(Element placement records)
***

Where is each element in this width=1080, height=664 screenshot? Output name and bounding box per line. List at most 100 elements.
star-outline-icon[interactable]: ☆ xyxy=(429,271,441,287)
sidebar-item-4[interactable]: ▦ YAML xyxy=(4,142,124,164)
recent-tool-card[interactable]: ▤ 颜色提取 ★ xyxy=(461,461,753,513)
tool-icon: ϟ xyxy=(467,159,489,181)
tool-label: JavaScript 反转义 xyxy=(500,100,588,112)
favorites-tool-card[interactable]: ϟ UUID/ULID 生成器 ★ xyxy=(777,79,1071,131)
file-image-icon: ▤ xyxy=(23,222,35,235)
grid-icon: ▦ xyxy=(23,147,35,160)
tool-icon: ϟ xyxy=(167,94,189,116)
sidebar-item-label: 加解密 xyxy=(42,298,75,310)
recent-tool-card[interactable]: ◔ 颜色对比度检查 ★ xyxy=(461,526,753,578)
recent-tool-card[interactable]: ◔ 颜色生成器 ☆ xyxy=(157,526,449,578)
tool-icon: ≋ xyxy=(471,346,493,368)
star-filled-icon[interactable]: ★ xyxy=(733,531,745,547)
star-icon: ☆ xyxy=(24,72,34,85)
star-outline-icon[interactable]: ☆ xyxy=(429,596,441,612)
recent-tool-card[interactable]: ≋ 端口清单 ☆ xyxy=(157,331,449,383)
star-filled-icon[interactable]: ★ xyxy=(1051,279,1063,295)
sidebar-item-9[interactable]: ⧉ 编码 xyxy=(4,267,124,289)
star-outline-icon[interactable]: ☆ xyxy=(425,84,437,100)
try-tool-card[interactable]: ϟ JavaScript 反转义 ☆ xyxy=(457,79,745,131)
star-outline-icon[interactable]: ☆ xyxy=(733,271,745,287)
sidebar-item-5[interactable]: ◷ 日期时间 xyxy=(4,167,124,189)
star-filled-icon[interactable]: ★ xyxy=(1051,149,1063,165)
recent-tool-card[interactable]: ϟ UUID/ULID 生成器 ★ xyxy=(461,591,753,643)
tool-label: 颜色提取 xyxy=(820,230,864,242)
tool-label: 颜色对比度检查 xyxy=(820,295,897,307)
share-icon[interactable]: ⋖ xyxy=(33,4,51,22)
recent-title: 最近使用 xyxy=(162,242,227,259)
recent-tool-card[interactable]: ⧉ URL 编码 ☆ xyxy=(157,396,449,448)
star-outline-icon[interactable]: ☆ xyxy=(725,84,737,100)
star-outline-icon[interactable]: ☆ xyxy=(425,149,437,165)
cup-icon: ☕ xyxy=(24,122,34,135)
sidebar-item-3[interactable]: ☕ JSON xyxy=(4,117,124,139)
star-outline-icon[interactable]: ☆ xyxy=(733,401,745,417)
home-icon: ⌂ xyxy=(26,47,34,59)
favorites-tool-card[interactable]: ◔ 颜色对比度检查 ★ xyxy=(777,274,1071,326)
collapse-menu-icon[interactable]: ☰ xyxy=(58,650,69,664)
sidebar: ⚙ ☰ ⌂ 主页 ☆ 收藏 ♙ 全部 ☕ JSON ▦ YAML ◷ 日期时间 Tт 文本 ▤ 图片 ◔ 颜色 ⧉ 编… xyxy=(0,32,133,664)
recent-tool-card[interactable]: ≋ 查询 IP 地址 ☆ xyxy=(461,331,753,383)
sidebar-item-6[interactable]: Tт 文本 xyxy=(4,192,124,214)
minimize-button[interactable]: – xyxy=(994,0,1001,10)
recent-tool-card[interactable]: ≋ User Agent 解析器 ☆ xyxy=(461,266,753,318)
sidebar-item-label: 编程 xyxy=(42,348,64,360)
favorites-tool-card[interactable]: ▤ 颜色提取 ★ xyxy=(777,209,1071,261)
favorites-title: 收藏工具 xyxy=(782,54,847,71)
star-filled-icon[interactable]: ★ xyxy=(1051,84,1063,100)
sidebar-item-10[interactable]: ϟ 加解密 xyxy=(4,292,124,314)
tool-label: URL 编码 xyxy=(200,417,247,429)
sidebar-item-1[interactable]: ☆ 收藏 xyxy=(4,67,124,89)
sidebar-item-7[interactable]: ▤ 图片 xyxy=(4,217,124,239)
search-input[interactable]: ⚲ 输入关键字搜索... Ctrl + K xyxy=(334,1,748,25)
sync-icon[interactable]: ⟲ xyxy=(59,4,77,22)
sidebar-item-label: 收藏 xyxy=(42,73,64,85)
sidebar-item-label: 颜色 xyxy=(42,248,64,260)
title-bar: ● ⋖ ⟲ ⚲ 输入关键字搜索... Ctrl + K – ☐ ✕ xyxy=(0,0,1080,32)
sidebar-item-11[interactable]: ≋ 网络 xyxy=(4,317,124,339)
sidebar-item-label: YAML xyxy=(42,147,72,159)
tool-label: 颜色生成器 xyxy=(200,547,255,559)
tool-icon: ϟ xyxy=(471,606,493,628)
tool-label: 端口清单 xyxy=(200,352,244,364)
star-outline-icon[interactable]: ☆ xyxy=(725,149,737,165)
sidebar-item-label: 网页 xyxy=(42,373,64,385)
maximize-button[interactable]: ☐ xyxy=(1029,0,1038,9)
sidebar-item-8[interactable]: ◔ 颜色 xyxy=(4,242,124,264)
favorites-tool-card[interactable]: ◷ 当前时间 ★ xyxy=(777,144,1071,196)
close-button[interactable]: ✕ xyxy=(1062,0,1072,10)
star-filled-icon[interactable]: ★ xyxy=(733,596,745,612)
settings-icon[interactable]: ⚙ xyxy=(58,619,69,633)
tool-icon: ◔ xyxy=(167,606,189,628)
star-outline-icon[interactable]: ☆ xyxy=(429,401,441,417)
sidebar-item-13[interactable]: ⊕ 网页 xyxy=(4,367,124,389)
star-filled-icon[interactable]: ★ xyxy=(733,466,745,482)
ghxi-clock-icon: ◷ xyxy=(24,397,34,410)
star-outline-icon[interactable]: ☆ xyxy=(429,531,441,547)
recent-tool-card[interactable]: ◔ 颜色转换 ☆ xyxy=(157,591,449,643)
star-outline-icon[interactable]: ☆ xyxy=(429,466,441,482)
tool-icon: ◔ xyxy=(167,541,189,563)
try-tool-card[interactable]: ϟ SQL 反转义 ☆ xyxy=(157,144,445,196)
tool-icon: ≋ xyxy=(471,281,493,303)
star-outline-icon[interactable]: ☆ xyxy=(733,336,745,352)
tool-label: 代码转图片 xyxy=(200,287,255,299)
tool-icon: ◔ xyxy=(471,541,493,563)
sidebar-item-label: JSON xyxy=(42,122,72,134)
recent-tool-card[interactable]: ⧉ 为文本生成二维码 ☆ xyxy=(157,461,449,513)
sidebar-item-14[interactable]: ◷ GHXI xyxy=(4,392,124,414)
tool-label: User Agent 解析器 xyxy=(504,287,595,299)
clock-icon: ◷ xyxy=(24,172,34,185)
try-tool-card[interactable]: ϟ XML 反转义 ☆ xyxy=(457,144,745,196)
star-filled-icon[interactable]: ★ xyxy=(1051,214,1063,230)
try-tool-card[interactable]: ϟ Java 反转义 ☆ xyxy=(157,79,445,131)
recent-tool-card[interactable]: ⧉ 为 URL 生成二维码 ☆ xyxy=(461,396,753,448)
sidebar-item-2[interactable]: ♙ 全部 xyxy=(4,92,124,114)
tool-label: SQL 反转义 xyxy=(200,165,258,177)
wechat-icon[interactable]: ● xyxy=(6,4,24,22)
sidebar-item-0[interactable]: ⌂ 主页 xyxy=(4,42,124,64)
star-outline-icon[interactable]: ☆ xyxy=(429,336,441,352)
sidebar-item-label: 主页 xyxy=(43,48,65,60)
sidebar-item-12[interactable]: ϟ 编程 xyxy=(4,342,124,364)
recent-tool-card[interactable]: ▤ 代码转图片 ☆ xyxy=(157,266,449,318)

***

_TASK BRIEF_.
Please copy the records from their first line through the line containing "tool-icon: ≋ xyxy=(471,346,493,368)", replacing "recent-tool-card" with "history-tool-card" and keeping everything else the same.

_IN RESPONSE_.
Where is each element in this width=1080, height=664 screenshot? Output name and bounding box per line. List at most 100 elements.
star-outline-icon[interactable]: ☆ xyxy=(429,271,441,287)
sidebar-item-4[interactable]: ▦ YAML xyxy=(4,142,124,164)
history-tool-card[interactable]: ▤ 颜色提取 ★ xyxy=(461,461,753,513)
tool-icon: ϟ xyxy=(467,159,489,181)
tool-label: JavaScript 反转义 xyxy=(500,100,588,112)
favorites-tool-card[interactable]: ϟ UUID/ULID 生成器 ★ xyxy=(777,79,1071,131)
file-image-icon: ▤ xyxy=(23,222,35,235)
grid-icon: ▦ xyxy=(23,147,35,160)
tool-icon: ϟ xyxy=(167,94,189,116)
sidebar-item-label: 加解密 xyxy=(42,298,75,310)
history-tool-card[interactable]: ◔ 颜色对比度检查 ★ xyxy=(461,526,753,578)
history-tool-card[interactable]: ◔ 颜色生成器 ☆ xyxy=(157,526,449,578)
tool-icon: ≋ xyxy=(471,346,493,368)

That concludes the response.